__EXERCISE INSTRUCTIONS__: Show every line in the records below that contains the word "중식제공".

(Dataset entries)

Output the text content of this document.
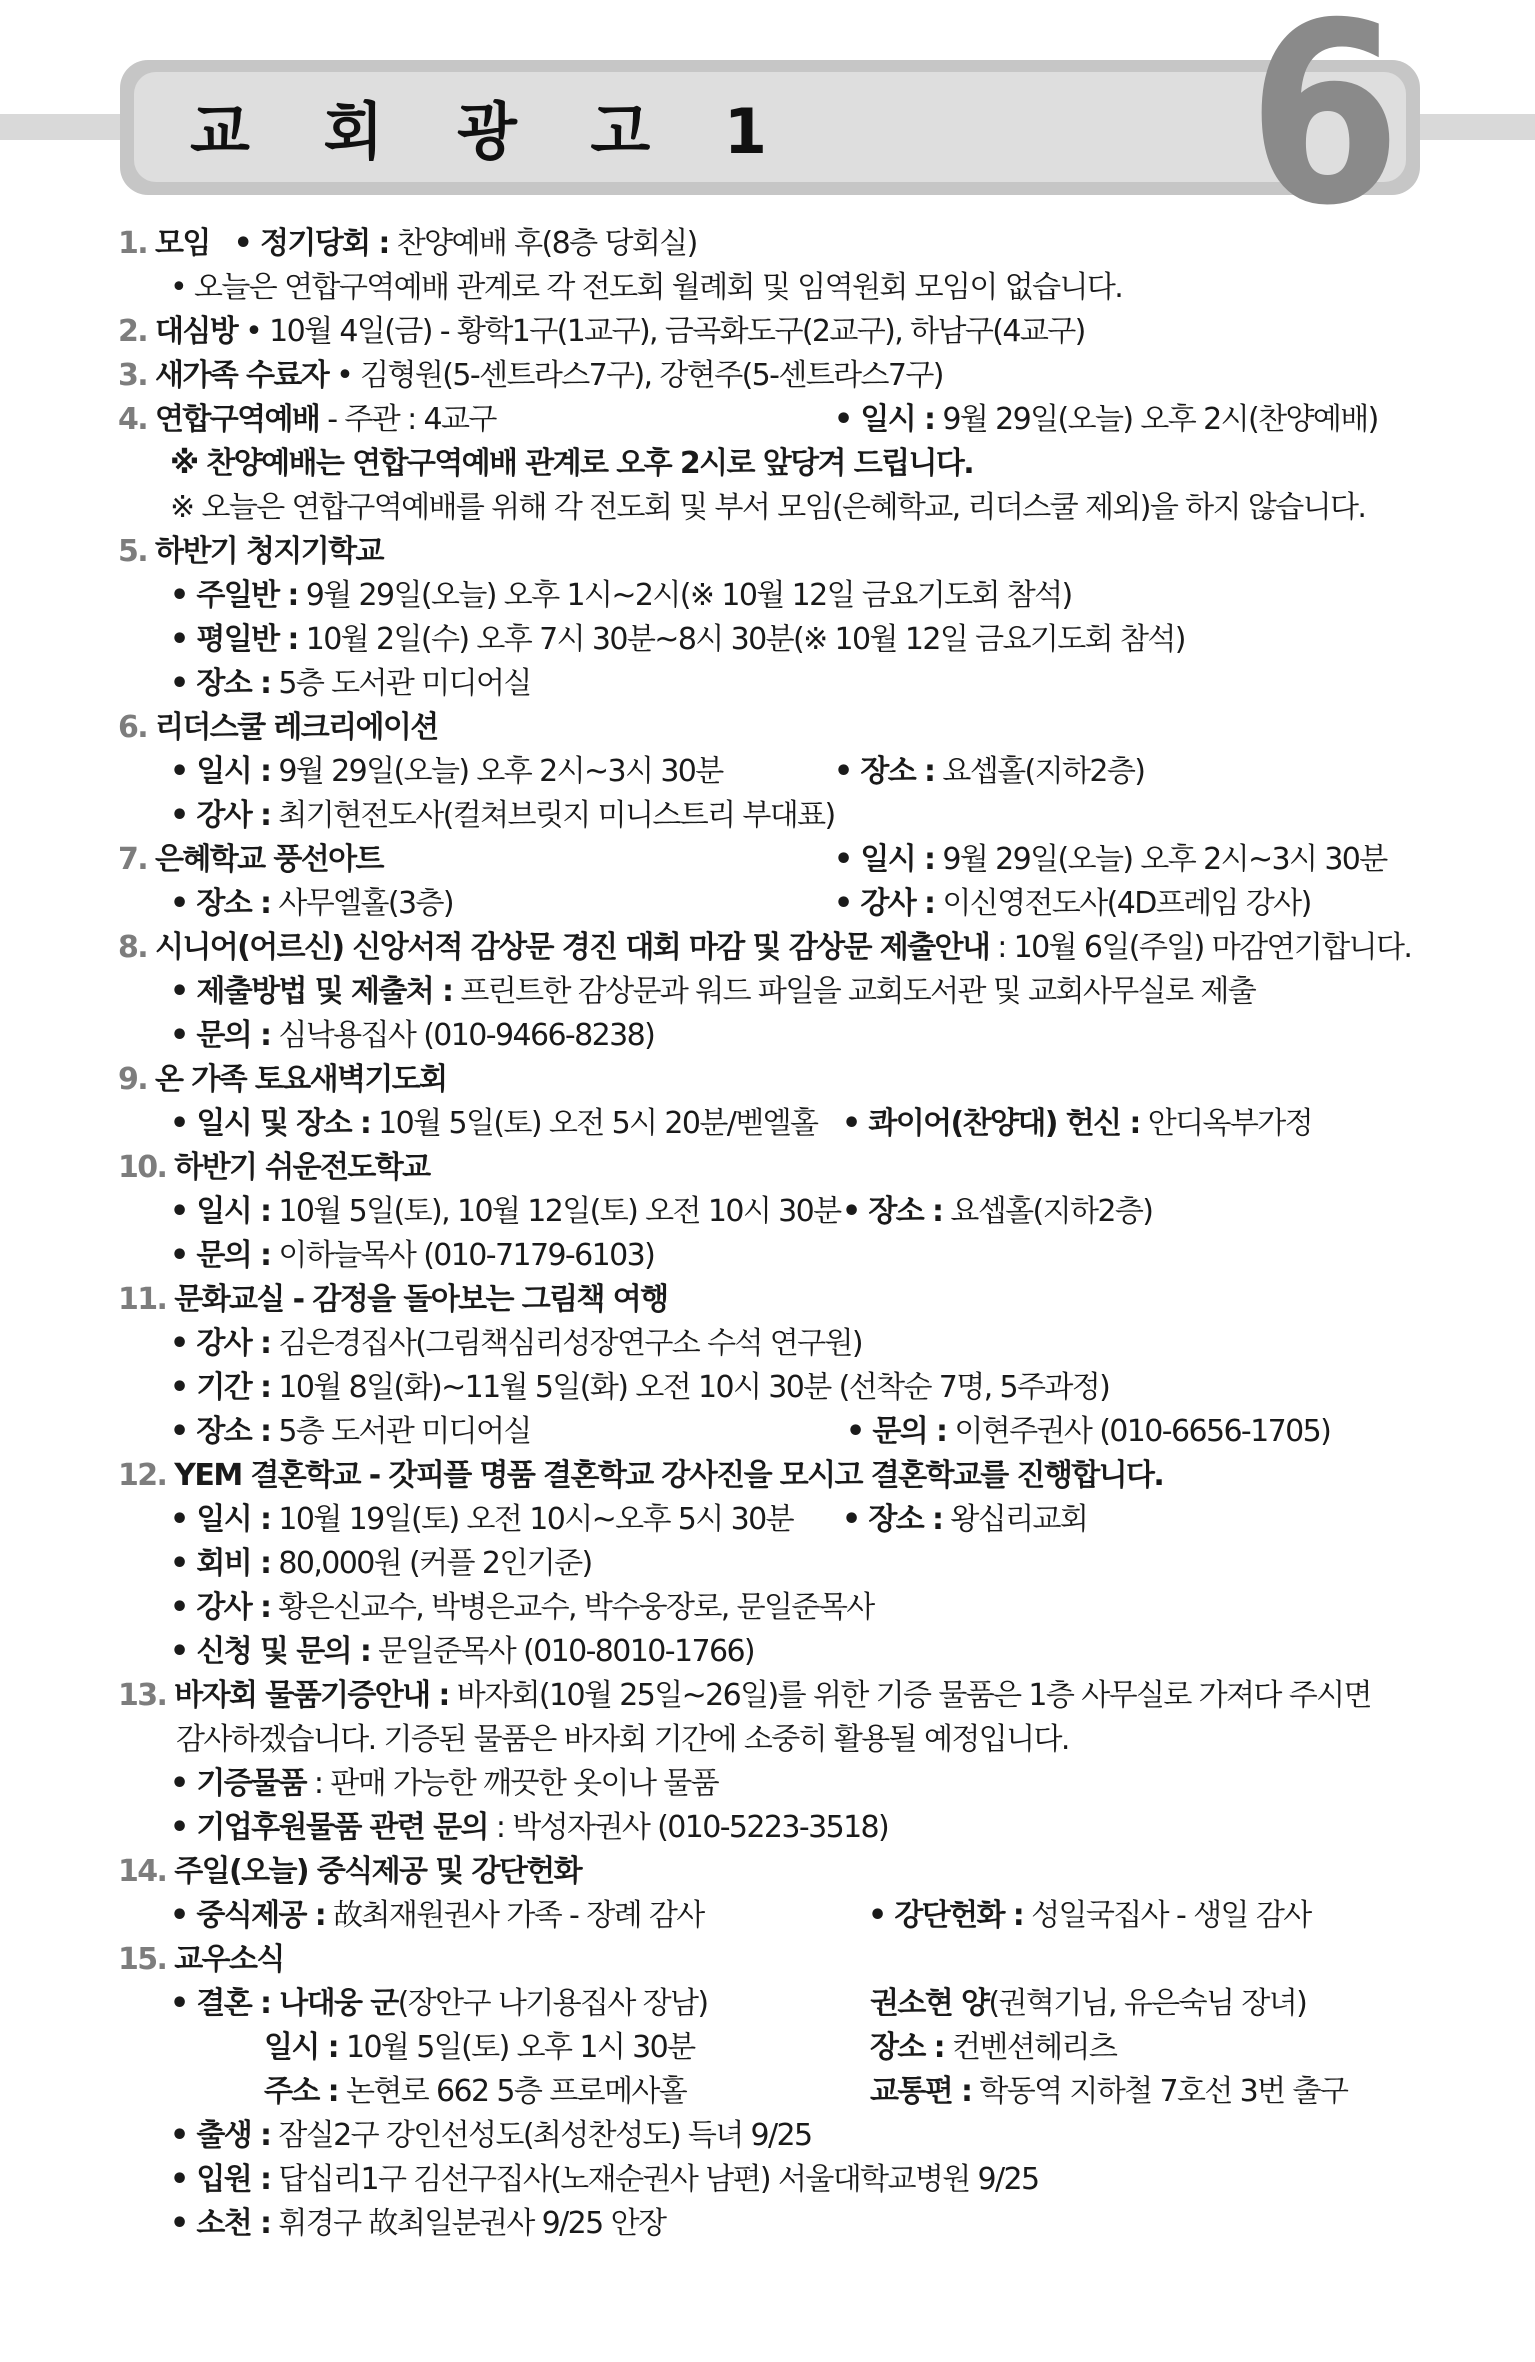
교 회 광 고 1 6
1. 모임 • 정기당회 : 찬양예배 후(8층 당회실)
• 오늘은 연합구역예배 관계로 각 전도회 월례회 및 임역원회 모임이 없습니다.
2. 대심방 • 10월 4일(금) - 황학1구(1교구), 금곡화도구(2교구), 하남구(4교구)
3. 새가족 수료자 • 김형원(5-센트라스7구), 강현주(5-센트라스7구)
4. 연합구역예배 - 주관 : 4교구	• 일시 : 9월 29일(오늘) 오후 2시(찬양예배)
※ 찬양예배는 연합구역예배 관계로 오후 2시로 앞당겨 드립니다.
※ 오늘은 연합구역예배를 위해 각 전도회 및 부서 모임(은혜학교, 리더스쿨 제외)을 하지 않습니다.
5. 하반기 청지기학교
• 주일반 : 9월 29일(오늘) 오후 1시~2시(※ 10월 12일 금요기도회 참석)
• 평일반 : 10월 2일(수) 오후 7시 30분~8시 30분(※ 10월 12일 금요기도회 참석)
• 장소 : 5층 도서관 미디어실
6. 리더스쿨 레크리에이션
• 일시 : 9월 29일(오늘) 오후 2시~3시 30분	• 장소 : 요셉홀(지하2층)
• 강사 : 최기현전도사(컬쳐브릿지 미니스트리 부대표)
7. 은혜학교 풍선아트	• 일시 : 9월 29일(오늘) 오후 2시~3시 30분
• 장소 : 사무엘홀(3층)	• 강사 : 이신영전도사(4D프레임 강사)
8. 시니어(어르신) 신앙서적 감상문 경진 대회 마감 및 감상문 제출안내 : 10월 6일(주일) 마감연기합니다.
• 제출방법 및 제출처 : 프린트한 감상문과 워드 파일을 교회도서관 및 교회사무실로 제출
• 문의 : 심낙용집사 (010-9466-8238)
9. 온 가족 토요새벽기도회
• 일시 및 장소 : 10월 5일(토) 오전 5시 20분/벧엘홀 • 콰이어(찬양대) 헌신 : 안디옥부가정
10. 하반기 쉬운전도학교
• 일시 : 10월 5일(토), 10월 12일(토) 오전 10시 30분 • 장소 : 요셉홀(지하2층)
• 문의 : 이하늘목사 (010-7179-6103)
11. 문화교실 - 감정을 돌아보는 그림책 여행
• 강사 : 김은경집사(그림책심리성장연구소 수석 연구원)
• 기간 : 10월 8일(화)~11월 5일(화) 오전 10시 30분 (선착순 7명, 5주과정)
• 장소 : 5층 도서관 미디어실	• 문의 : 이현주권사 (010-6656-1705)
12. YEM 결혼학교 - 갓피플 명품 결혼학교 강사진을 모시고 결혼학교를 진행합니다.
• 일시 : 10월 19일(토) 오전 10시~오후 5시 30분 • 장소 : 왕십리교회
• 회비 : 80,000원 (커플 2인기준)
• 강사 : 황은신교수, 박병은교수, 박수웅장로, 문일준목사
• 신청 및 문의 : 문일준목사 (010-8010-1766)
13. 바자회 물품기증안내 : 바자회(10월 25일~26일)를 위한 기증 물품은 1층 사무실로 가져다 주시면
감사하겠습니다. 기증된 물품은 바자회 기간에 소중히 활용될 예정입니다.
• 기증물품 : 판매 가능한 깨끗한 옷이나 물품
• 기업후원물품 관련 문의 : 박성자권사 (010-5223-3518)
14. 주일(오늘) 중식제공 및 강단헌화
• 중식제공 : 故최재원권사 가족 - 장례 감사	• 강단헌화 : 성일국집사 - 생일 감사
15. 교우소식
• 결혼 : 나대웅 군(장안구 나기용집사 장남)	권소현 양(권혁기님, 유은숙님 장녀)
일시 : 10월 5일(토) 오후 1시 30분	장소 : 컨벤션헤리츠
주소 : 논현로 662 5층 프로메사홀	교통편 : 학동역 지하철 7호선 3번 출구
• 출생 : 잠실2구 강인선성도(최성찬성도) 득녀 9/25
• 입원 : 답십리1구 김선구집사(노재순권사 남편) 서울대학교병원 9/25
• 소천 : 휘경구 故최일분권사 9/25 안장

__ANSWER FOR THE TASK__:
14. 주일(오늘) 중식제공 및 강단헌화
• 중식제공 : 故최재원권사 가족 - 장례 감사	• 강단헌화 : 성일국집사 - 생일 감사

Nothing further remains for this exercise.